#### GIVEN INSTRUCTION
Your task is to filter the data below down to the lines holding "icon".

◆ ◆ ◆ ◆ ◆ ◆ ◆

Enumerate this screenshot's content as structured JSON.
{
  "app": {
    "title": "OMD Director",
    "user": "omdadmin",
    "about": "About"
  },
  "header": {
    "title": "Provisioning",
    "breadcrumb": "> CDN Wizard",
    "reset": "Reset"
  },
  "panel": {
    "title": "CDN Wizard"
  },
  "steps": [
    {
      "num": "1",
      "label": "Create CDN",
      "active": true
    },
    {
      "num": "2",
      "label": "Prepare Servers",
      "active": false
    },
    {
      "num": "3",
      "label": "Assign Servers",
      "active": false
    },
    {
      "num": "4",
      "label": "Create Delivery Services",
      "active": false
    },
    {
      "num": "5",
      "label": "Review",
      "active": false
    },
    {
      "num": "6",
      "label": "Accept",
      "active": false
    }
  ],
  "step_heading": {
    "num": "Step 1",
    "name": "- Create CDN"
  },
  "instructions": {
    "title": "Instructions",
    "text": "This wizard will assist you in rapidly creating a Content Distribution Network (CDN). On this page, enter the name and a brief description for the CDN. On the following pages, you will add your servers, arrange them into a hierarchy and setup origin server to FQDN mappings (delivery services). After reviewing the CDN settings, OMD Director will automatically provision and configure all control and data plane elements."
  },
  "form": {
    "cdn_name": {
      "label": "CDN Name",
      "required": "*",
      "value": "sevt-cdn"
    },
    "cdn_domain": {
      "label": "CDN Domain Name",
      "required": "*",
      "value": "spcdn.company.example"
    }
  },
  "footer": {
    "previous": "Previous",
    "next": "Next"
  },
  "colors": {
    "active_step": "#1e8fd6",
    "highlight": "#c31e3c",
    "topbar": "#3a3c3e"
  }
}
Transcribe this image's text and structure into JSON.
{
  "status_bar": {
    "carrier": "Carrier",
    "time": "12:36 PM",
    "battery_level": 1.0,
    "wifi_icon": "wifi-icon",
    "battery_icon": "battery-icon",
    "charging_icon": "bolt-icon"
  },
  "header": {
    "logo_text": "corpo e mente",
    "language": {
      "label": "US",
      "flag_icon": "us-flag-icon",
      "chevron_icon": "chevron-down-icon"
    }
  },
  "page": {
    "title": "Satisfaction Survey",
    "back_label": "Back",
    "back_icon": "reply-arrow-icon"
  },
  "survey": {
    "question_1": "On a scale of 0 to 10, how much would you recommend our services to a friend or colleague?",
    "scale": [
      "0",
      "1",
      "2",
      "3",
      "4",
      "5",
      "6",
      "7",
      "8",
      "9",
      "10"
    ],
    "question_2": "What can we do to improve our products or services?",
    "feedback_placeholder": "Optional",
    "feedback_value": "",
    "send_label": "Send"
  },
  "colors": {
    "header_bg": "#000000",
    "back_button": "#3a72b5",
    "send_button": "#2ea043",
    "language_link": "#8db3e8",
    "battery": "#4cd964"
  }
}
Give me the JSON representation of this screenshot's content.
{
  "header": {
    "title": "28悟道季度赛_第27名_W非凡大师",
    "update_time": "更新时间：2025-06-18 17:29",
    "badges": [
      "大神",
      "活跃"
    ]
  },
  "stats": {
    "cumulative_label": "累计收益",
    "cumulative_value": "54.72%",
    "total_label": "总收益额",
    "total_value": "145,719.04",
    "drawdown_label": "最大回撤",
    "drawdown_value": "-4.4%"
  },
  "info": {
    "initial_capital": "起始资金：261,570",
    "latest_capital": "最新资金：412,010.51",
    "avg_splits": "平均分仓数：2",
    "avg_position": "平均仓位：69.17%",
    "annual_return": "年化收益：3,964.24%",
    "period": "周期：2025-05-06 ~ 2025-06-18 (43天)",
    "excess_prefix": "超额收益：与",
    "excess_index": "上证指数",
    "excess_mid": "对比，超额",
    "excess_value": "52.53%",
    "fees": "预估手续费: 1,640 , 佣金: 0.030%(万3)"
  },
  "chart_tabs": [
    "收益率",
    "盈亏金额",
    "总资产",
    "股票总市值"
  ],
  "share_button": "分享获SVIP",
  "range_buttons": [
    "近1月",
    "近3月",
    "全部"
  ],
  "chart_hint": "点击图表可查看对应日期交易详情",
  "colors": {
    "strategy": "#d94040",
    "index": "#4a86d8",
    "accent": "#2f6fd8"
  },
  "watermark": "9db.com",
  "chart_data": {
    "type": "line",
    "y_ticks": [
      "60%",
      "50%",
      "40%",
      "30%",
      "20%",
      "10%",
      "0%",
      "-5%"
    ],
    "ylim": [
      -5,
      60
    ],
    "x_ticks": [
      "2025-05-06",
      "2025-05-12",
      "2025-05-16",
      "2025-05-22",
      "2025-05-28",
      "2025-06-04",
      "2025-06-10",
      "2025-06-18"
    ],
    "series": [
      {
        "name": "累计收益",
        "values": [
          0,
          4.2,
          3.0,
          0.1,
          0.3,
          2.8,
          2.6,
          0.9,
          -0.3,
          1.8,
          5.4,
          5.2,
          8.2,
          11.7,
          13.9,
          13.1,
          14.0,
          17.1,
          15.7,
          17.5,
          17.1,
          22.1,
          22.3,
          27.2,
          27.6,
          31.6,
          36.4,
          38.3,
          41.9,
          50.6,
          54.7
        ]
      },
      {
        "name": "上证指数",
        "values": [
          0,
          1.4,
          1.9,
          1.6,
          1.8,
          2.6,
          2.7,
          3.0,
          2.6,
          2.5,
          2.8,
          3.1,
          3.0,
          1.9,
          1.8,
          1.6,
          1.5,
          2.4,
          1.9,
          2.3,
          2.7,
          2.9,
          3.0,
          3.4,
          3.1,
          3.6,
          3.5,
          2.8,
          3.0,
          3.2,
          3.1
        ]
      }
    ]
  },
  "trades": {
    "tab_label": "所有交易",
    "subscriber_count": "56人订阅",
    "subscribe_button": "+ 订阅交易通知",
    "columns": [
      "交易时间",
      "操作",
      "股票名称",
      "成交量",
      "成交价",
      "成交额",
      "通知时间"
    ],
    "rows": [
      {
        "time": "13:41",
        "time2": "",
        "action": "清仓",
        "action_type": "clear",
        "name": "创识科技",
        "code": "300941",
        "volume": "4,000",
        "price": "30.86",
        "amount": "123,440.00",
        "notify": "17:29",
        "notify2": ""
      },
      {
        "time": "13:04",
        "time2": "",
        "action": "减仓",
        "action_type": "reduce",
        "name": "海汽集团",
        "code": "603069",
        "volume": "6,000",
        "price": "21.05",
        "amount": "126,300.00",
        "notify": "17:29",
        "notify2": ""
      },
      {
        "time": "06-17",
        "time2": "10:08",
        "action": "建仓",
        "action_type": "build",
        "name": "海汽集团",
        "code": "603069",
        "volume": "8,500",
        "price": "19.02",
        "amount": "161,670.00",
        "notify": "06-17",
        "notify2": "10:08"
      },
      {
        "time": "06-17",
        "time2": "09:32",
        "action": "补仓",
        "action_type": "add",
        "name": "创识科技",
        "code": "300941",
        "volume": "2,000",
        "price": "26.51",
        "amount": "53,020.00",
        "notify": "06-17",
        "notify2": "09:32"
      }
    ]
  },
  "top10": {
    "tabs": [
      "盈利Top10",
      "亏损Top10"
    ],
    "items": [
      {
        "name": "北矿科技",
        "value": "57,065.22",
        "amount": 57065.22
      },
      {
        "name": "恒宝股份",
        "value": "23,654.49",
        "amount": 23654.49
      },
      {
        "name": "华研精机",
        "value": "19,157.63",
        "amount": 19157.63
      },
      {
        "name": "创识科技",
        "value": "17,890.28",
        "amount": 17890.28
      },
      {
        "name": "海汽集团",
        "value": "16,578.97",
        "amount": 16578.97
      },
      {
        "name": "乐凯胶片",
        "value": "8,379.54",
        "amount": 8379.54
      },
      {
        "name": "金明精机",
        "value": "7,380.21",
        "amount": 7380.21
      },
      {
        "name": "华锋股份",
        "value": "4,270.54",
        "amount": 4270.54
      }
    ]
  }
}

◆ ◆ ◆ ◆ ◆ ◆ ◆

#### RESULT OF THIS EXERCISE
    "wifi_icon": "wifi-icon",
    "battery_icon": "battery-icon",
    "charging_icon": "bolt-icon"
      "flag_icon": "us-flag-icon",
      "chevron_icon": "chevron-down-icon"
    "back_icon": "reply-arrow-icon"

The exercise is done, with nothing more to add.